Stated goal: Check each line for the string "moving", then give only how many lines have it.

## start Given records

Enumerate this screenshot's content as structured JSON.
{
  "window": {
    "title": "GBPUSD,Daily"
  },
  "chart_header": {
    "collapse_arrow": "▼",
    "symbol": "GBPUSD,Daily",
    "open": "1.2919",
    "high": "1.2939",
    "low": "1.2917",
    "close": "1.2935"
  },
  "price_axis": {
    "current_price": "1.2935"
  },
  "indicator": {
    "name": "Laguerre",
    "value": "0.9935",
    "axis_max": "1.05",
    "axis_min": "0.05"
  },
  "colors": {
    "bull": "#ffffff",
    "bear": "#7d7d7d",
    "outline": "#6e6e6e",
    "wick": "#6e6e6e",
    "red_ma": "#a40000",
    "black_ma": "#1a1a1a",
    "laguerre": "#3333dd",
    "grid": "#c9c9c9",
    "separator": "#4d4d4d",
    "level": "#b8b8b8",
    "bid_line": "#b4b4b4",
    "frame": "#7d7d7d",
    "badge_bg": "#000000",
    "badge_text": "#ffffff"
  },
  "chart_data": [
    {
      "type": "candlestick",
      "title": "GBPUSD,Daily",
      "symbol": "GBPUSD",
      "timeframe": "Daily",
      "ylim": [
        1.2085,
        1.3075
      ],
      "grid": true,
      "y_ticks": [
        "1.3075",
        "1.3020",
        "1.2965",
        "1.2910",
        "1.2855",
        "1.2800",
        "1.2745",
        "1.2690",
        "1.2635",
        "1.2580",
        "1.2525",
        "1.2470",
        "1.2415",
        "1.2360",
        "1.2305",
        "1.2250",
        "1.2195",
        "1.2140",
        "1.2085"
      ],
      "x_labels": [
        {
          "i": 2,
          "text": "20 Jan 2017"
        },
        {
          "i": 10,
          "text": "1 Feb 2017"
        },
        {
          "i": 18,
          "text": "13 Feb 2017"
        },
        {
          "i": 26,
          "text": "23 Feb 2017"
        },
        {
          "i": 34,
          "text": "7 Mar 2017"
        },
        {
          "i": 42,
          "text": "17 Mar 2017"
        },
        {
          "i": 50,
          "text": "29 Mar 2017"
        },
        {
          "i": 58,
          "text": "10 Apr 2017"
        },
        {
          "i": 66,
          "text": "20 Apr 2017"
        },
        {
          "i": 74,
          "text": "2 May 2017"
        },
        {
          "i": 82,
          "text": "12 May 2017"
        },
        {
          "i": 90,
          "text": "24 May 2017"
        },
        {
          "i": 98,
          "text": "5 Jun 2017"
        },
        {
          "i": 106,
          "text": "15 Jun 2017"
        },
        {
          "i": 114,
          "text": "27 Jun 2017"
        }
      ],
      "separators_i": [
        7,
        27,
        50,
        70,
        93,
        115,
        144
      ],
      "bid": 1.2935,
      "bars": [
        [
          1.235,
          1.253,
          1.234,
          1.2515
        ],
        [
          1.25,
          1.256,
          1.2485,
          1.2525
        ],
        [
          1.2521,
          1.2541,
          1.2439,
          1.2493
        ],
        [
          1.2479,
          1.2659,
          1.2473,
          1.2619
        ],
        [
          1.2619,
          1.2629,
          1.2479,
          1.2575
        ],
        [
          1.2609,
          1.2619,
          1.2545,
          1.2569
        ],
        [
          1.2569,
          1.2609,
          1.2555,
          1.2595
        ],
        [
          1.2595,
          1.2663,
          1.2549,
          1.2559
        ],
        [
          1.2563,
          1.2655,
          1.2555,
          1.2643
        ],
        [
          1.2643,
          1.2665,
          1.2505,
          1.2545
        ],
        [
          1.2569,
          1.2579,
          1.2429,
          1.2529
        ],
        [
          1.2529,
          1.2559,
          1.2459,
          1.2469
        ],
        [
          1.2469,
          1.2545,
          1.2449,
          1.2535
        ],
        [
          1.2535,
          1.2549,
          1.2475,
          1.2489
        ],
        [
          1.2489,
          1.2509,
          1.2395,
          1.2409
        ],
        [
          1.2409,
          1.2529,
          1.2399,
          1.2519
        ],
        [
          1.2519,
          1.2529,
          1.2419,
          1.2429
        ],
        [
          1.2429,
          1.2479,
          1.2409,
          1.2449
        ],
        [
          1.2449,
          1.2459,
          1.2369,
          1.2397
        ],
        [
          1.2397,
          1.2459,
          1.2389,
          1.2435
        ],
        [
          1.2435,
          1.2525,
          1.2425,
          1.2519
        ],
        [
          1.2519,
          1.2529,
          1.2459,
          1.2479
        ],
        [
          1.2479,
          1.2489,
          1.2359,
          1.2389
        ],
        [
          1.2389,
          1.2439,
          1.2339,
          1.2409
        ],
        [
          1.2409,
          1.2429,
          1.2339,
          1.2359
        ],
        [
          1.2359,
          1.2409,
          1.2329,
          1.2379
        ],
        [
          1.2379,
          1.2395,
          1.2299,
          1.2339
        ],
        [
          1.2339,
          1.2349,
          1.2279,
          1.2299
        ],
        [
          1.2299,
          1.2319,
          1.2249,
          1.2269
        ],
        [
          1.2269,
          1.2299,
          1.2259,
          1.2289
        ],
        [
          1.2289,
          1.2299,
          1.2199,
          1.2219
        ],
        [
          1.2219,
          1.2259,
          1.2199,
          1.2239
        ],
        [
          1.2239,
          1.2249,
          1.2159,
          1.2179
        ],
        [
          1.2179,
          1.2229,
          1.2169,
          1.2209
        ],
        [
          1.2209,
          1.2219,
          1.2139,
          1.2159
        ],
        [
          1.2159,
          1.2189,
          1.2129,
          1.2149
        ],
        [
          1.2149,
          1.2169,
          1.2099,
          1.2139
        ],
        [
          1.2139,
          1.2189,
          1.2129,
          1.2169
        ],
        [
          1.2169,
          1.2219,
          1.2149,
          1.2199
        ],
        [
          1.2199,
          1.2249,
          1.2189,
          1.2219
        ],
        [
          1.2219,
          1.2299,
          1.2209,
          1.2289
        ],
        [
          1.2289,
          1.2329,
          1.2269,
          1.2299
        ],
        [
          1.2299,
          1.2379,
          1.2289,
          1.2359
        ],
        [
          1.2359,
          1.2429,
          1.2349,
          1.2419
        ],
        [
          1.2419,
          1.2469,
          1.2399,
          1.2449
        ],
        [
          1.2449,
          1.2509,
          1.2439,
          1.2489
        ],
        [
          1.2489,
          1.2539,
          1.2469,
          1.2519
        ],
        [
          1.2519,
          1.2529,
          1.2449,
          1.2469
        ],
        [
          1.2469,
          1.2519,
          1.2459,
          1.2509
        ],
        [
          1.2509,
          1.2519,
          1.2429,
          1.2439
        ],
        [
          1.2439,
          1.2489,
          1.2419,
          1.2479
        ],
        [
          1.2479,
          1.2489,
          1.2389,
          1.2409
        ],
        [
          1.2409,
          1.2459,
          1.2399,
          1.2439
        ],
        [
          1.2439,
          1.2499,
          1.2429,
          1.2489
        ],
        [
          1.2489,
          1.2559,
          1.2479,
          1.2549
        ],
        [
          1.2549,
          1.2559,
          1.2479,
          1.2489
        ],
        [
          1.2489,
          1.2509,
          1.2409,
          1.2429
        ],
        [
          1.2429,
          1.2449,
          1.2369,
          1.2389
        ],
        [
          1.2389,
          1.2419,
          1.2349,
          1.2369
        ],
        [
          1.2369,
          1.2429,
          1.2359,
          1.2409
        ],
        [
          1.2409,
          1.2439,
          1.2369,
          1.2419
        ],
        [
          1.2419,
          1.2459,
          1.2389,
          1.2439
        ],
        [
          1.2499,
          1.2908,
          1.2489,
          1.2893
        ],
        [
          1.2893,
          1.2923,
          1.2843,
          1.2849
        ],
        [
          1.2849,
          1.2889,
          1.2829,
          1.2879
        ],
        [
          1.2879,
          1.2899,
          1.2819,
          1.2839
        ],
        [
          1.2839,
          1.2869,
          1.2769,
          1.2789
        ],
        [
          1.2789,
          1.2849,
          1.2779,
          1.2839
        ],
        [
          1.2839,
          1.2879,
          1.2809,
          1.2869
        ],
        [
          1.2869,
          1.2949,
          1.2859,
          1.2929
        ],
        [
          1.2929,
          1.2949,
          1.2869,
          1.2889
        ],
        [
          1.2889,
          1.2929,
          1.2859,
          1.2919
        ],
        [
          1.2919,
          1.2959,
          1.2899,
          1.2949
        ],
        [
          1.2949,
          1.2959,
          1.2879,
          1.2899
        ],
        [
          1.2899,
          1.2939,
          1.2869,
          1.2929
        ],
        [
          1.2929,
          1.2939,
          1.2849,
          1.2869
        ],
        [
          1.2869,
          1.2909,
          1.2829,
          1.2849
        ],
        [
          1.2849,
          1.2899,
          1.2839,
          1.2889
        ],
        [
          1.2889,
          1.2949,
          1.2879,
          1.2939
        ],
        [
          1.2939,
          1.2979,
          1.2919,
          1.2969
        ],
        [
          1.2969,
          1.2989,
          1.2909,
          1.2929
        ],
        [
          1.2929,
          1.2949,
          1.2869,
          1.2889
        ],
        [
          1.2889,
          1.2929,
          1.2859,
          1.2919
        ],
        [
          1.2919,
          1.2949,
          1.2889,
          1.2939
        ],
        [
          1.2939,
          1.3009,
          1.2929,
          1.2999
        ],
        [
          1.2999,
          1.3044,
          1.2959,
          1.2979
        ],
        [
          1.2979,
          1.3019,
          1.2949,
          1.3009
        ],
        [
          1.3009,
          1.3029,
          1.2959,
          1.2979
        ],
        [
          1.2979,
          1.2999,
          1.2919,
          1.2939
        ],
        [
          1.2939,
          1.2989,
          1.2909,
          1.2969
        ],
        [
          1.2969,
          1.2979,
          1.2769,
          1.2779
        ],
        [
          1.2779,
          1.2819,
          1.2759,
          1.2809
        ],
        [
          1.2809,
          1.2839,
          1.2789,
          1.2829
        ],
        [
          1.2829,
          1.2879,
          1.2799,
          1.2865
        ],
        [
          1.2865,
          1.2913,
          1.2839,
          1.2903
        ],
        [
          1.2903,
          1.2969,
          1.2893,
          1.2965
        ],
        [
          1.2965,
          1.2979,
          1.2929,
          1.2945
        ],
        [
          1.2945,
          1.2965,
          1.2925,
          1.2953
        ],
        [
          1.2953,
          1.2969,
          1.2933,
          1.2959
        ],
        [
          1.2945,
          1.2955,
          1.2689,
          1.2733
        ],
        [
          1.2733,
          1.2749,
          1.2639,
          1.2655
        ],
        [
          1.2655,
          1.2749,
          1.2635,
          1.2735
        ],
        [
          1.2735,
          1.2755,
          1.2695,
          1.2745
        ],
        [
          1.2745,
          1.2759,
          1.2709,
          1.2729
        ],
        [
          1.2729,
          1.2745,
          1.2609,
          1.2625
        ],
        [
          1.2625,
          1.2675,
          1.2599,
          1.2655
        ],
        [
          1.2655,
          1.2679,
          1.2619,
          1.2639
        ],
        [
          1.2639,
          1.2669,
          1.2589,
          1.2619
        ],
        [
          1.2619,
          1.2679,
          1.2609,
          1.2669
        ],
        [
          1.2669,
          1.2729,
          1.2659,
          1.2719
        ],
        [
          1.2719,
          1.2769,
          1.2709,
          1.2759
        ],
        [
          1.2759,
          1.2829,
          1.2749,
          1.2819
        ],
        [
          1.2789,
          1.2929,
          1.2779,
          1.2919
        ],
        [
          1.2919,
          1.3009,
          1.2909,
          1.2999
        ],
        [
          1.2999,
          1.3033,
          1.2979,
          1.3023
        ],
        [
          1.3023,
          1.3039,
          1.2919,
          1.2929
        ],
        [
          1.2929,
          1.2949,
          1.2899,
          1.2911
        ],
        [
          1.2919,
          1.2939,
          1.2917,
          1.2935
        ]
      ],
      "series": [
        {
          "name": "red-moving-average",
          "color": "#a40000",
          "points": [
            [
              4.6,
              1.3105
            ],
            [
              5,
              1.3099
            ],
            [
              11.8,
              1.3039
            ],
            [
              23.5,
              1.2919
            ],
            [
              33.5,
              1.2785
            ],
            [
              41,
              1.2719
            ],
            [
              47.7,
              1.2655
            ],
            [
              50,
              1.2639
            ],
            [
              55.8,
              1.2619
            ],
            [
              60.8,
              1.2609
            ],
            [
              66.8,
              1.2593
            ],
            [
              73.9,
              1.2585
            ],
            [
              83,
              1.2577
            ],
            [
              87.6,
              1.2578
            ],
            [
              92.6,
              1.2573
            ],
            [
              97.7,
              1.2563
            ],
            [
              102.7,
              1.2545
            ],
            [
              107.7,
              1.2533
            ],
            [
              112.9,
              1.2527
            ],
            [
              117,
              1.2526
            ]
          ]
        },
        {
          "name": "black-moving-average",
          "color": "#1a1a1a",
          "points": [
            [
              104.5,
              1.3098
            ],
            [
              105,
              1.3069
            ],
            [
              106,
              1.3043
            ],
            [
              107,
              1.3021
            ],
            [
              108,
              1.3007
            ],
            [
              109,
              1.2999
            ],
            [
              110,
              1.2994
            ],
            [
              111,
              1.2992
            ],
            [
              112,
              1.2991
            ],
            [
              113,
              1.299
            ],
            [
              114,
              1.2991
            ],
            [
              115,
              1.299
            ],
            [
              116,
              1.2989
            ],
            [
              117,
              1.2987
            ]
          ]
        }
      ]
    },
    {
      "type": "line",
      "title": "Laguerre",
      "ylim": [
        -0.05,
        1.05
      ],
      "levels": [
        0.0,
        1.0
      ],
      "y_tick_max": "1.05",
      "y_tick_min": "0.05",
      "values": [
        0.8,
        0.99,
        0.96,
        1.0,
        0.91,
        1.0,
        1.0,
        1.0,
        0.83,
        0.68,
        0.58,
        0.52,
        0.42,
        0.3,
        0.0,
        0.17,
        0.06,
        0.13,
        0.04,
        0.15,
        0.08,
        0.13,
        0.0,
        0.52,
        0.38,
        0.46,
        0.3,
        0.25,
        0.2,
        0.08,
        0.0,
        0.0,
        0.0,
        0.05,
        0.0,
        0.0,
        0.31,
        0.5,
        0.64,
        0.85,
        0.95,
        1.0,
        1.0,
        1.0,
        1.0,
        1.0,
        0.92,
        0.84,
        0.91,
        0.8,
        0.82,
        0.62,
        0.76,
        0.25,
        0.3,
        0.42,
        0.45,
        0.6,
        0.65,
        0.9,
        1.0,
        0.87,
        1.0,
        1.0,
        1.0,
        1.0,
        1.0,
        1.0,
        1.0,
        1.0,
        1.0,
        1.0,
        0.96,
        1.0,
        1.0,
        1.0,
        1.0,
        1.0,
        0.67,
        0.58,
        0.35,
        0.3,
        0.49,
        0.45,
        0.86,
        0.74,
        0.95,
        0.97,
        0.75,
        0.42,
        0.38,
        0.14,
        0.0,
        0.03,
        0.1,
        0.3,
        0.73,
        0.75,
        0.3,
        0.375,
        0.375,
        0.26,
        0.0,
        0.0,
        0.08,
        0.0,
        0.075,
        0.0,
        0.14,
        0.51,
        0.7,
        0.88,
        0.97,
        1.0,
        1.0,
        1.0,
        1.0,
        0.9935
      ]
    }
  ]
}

## end Given records

Task solution: 2